/---

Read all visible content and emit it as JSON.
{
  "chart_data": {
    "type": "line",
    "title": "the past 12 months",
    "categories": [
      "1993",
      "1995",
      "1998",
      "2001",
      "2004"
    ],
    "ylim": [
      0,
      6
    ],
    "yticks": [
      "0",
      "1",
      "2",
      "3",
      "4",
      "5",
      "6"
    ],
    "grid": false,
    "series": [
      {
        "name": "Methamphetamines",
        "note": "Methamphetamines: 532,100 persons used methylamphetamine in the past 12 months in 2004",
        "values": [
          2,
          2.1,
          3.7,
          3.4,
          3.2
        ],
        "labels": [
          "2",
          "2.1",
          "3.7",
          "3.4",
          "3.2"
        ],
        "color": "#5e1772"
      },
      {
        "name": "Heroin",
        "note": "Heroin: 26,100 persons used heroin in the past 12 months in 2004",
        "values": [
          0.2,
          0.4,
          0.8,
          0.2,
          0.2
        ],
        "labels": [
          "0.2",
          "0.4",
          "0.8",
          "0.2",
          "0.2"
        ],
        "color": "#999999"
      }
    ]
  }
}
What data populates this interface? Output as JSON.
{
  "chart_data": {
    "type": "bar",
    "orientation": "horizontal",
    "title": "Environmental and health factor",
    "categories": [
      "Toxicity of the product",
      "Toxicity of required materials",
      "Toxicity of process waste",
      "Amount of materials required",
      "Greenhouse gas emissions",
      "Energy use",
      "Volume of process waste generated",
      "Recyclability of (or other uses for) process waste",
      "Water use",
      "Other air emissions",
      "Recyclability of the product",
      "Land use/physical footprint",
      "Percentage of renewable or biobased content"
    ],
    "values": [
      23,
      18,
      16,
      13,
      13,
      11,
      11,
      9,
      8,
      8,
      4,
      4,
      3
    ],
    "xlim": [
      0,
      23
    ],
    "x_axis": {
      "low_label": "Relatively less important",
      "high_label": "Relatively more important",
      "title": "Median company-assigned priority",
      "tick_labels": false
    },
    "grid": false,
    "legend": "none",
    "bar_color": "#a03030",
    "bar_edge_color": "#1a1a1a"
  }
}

\---

Objective
Extract every entry above as it appears.

Response below
Read all visible content and emit it as JSON.
{
  "chart_data": {
    "type": "line",
    "title": "the past 12 months",
    "categories": [
      "1993",
      "1995",
      "1998",
      "2001",
      "2004"
    ],
    "ylim": [
      0,
      6
    ],
    "yticks": [
      "0",
      "1",
      "2",
      "3",
      "4",
      "5",
      "6"
    ],
    "grid": false,
    "series": [
      {
        "name": "Methamphetamines",
        "note": "Methamphetamines: 532,100 persons used methylamphetamine in the past 12 months in 2004",
        "values": [
          2,
          2.1,
          3.7,
          3.4,
          3.2
        ],
        "labels": [
          "2",
          "2.1",
          "3.7",
          "3.4",
          "3.2"
        ],
        "color": "#5e1772"
      },
      {
        "name": "Heroin",
        "note": "Heroin: 26,100 persons used heroin in the past 12 months in 2004",
        "values": [
          0.2,
          0.4,
          0.8,
          0.2,
          0.2
        ],
        "labels": [
          "0.2",
          "0.4",
          "0.8",
          "0.2",
          "0.2"
        ],
        "color": "#999999"
      }
    ]
  }
}
What data populates this interface? Output as JSON.
{
  "chart_data": {
    "type": "bar",
    "orientation": "horizontal",
    "title": "Environmental and health factor",
    "categories": [
      "Toxicity of the product",
      "Toxicity of required materials",
      "Toxicity of process waste",
      "Amount of materials required",
      "Greenhouse gas emissions",
      "Energy use",
      "Volume of process waste generated",
      "Recyclability of (or other uses for) process waste",
      "Water use",
      "Other air emissions",
      "Recyclability of the product",
      "Land use/physical footprint",
      "Percentage of renewable or biobased content"
    ],
    "values": [
      23,
      18,
      16,
      13,
      13,
      11,
      11,
      9,
      8,
      8,
      4,
      4,
      3
    ],
    "xlim": [
      0,
      23
    ],
    "x_axis": {
      "low_label": "Relatively less important",
      "high_label": "Relatively more important",
      "title": "Median company-assigned priority",
      "tick_labels": false
    },
    "grid": false,
    "legend": "none",
    "bar_color": "#a03030",
    "bar_edge_color": "#1a1a1a"
  }
}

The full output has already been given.